What needs to be done →
Reproduce all of the data exactly, with no line skipped.

(Figure data in JSON)
[BEGIN]
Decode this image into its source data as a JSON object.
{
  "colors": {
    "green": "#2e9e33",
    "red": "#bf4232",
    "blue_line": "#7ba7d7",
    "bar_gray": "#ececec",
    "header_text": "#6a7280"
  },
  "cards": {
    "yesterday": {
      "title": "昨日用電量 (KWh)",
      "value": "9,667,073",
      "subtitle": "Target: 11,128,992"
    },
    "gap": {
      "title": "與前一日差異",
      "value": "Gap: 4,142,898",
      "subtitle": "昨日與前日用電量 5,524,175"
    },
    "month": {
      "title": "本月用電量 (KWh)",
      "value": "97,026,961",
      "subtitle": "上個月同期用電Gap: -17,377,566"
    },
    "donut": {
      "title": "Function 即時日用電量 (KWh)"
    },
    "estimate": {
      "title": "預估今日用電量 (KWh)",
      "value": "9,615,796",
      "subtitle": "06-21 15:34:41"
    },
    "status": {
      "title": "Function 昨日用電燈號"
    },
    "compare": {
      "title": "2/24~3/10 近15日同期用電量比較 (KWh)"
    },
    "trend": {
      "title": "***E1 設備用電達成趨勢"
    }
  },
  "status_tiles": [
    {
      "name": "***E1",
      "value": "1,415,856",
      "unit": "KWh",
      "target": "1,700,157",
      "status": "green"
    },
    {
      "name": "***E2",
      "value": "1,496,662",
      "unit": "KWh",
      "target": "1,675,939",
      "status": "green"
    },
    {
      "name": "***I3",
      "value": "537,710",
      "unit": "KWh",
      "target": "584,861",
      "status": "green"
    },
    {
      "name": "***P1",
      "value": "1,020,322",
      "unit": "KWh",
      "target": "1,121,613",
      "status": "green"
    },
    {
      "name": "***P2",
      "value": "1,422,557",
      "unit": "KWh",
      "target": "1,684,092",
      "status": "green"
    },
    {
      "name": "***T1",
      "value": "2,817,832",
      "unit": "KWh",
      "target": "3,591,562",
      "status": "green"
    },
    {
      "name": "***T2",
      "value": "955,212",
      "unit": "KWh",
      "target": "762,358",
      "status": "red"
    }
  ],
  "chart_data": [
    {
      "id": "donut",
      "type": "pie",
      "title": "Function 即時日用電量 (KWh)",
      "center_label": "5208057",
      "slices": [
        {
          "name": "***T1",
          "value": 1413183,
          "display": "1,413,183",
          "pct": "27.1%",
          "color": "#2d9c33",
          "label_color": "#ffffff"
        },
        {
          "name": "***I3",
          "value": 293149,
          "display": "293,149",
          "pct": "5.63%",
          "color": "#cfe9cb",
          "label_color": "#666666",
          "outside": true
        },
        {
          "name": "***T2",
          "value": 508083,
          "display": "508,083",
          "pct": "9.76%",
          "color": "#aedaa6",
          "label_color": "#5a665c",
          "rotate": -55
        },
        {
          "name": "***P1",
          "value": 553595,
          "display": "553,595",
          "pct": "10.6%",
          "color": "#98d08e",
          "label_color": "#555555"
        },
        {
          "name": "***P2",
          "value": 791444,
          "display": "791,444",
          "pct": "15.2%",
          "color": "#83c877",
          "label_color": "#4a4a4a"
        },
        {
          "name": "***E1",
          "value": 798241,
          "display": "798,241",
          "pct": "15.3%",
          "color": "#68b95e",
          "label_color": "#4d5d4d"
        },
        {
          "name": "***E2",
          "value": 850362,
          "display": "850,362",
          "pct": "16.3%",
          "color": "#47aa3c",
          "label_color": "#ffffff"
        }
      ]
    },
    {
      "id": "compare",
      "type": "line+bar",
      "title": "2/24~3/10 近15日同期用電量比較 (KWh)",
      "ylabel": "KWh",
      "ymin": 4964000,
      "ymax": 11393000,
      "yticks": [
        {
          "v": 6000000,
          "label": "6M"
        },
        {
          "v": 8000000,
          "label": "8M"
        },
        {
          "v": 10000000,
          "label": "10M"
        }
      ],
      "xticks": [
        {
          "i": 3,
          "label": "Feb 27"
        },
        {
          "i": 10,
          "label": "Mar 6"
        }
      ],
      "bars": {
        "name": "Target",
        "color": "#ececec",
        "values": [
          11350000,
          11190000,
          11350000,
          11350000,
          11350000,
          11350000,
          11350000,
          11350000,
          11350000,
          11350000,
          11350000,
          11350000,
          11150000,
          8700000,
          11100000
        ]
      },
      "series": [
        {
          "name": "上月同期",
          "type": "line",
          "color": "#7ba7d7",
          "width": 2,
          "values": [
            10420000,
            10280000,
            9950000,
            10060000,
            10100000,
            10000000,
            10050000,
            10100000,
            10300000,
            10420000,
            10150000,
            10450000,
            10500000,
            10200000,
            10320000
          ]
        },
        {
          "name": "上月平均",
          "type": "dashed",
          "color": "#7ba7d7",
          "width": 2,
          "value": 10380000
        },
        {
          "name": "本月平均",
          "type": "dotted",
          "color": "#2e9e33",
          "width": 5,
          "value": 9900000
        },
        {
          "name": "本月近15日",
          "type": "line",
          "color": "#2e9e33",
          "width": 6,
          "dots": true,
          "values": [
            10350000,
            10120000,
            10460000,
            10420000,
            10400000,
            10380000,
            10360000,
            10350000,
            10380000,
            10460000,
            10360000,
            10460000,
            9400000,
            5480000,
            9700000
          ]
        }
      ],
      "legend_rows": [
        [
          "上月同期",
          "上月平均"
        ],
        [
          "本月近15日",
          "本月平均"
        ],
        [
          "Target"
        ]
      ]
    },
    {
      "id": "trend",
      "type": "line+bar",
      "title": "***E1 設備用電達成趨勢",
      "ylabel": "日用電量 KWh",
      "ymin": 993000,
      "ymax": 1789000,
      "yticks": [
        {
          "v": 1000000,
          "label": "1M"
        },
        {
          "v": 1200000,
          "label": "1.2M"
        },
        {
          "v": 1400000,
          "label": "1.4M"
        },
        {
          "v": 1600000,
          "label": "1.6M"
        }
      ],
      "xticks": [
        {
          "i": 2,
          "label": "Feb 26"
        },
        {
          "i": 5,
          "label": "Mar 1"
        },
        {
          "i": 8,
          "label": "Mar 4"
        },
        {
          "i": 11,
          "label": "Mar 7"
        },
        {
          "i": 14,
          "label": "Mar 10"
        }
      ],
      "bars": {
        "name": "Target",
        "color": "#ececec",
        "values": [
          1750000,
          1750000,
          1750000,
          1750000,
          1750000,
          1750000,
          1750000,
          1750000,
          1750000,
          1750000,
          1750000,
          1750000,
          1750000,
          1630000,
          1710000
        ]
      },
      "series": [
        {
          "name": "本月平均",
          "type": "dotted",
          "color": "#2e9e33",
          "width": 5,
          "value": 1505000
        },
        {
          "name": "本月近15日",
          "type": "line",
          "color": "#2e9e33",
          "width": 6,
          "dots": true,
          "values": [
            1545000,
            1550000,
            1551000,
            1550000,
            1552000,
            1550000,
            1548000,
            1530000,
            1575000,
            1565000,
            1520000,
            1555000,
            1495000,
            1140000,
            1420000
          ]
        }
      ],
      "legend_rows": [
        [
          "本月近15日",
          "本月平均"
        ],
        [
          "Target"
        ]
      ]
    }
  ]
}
[END]
Result →
Decode this image into its source data as a JSON object.
{
  "colors": {
    "green": "#2e9e33",
    "red": "#bf4232",
    "blue_line": "#7ba7d7",
    "bar_gray": "#ececec",
    "header_text": "#6a7280"
  },
  "cards": {
    "yesterday": {
      "title": "昨日用電量 (KWh)",
      "value": "9,667,073",
      "subtitle": "Target: 11,128,992"
    },
    "gap": {
      "title": "與前一日差異",
      "value": "Gap: 4,142,898",
      "subtitle": "昨日與前日用電量 5,524,175"
    },
    "month": {
      "title": "本月用電量 (KWh)",
      "value": "97,026,961",
      "subtitle": "上個月同期用電Gap: -17,377,566"
    },
    "donut": {
      "title": "Function 即時日用電量 (KWh)"
    },
    "estimate": {
      "title": "預估今日用電量 (KWh)",
      "value": "9,615,796",
      "subtitle": "06-21 15:34:41"
    },
    "status": {
      "title": "Function 昨日用電燈號"
    },
    "compare": {
      "title": "2/24~3/10 近15日同期用電量比較 (KWh)"
    },
    "trend": {
      "title": "***E1 設備用電達成趨勢"
    }
  },
  "status_tiles": [
    {
      "name": "***E1",
      "value": "1,415,856",
      "unit": "KWh",
      "target": "1,700,157",
      "status": "green"
    },
    {
      "name": "***E2",
      "value": "1,496,662",
      "unit": "KWh",
      "target": "1,675,939",
      "status": "green"
    },
    {
      "name": "***I3",
      "value": "537,710",
      "unit": "KWh",
      "target": "584,861",
      "status": "green"
    },
    {
      "name": "***P1",
      "value": "1,020,322",
      "unit": "KWh",
      "target": "1,121,613",
      "status": "green"
    },
    {
      "name": "***P2",
      "value": "1,422,557",
      "unit": "KWh",
      "target": "1,684,092",
      "status": "green"
    },
    {
      "name": "***T1",
      "value": "2,817,832",
      "unit": "KWh",
      "target": "3,591,562",
      "status": "green"
    },
    {
      "name": "***T2",
      "value": "955,212",
      "unit": "KWh",
      "target": "762,358",
      "status": "red"
    }
  ],
  "chart_data": [
    {
      "id": "donut",
      "type": "pie",
      "title": "Function 即時日用電量 (KWh)",
      "center_label": "5208057",
      "slices": [
        {
          "name": "***T1",
          "value": 1413183,
          "display": "1,413,183",
          "pct": "27.1%",
          "color": "#2d9c33",
          "label_color": "#ffffff"
        },
        {
          "name": "***I3",
          "value": 293149,
          "display": "293,149",
          "pct": "5.63%",
          "color": "#cfe9cb",
          "label_color": "#666666",
          "outside": true
        },
        {
          "name": "***T2",
          "value": 508083,
          "display": "508,083",
          "pct": "9.76%",
          "color": "#aedaa6",
          "label_color": "#5a665c",
          "rotate": -55
        },
        {
          "name": "***P1",
          "value": 553595,
          "display": "553,595",
          "pct": "10.6%",
          "color": "#98d08e",
          "label_color": "#555555"
        },
        {
          "name": "***P2",
          "value": 791444,
          "display": "791,444",
          "pct": "15.2%",
          "color": "#83c877",
          "label_color": "#4a4a4a"
        },
        {
          "name": "***E1",
          "value": 798241,
          "display": "798,241",
          "pct": "15.3%",
          "color": "#68b95e",
          "label_color": "#4d5d4d"
        },
        {
          "name": "***E2",
          "value": 850362,
          "display": "850,362",
          "pct": "16.3%",
          "color": "#47aa3c",
          "label_color": "#ffffff"
        }
      ]
    },
    {
      "id": "compare",
      "type": "line+bar",
      "title": "2/24~3/10 近15日同期用電量比較 (KWh)",
      "ylabel": "KWh",
      "ymin": 4964000,
      "ymax": 11393000,
      "yticks": [
        {
          "v": 6000000,
          "label": "6M"
        },
        {
          "v": 8000000,
          "label": "8M"
        },
        {
          "v": 10000000,
          "label": "10M"
        }
      ],
      "xticks": [
        {
          "i": 3,
          "label": "Feb 27"
        },
        {
          "i": 10,
          "label": "Mar 6"
        }
      ],
      "bars": {
        "name": "Target",
        "color": "#ececec",
        "values": [
          11350000,
          11190000,
          11350000,
          11350000,
          11350000,
          11350000,
          11350000,
          11350000,
          11350000,
          11350000,
          11350000,
          11350000,
          11150000,
          8700000,
          11100000
        ]
      },
      "series": [
        {
          "name": "上月同期",
          "type": "line",
          "color": "#7ba7d7",
          "width": 2,
          "values": [
            10420000,
            10280000,
            9950000,
            10060000,
            10100000,
            10000000,
            10050000,
            10100000,
            10300000,
            10420000,
            10150000,
            10450000,
            10500000,
            10200000,
            10320000
          ]
        },
        {
          "name": "上月平均",
          "type": "dashed",
          "color": "#7ba7d7",
          "width": 2,
          "value": 10380000
        },
        {
          "name": "本月平均",
          "type": "dotted",
          "color": "#2e9e33",
          "width": 5,
          "value": 9900000
        },
        {
          "name": "本月近15日",
          "type": "line",
          "color": "#2e9e33",
          "width": 6,
          "dots": true,
          "values": [
            10350000,
            10120000,
            10460000,
            10420000,
            10400000,
            10380000,
            10360000,
            10350000,
            10380000,
            10460000,
            10360000,
            10460000,
            9400000,
            5480000,
            9700000
          ]
        }
      ],
      "legend_rows": [
        [
          "上月同期",
          "上月平均"
        ],
        [
          "本月近15日",
          "本月平均"
        ],
        [
          "Target"
        ]
      ]
    },
    {
      "id": "trend",
      "type": "line+bar",
      "title": "***E1 設備用電達成趨勢",
      "ylabel": "日用電量 KWh",
      "ymin": 993000,
      "ymax": 1789000,
      "yticks": [
        {
          "v": 1000000,
          "label": "1M"
        },
        {
          "v": 1200000,
          "label": "1.2M"
        },
        {
          "v": 1400000,
          "label": "1.4M"
        },
        {
          "v": 1600000,
          "label": "1.6M"
        }
      ],
      "xticks": [
        {
          "i": 2,
          "label": "Feb 26"
        },
        {
          "i": 5,
          "label": "Mar 1"
        },
        {
          "i": 8,
          "label": "Mar 4"
        },
        {
          "i": 11,
          "label": "Mar 7"
        },
        {
          "i": 14,
          "label": "Mar 10"
        }
      ],
      "bars": {
        "name": "Target",
        "color": "#ececec",
        "values": [
          1750000,
          1750000,
          1750000,
          1750000,
          1750000,
          1750000,
          1750000,
          1750000,
          1750000,
          1750000,
          1750000,
          1750000,
          1750000,
          1630000,
          1710000
        ]
      },
      "series": [
        {
          "name": "本月平均",
          "type": "dotted",
          "color": "#2e9e33",
          "width": 5,
          "value": 1505000
        },
        {
          "name": "本月近15日",
          "type": "line",
          "color": "#2e9e33",
          "width": 6,
          "dots": true,
          "values": [
            1545000,
            1550000,
            1551000,
            1550000,
            1552000,
            1550000,
            1548000,
            1530000,
            1575000,
            1565000,
            1520000,
            1555000,
            1495000,
            1140000,
            1420000
          ]
        }
      ],
      "legend_rows": [
        [
          "本月近15日",
          "本月平均"
        ],
        [
          "Target"
        ]
      ]
    }
  ]
}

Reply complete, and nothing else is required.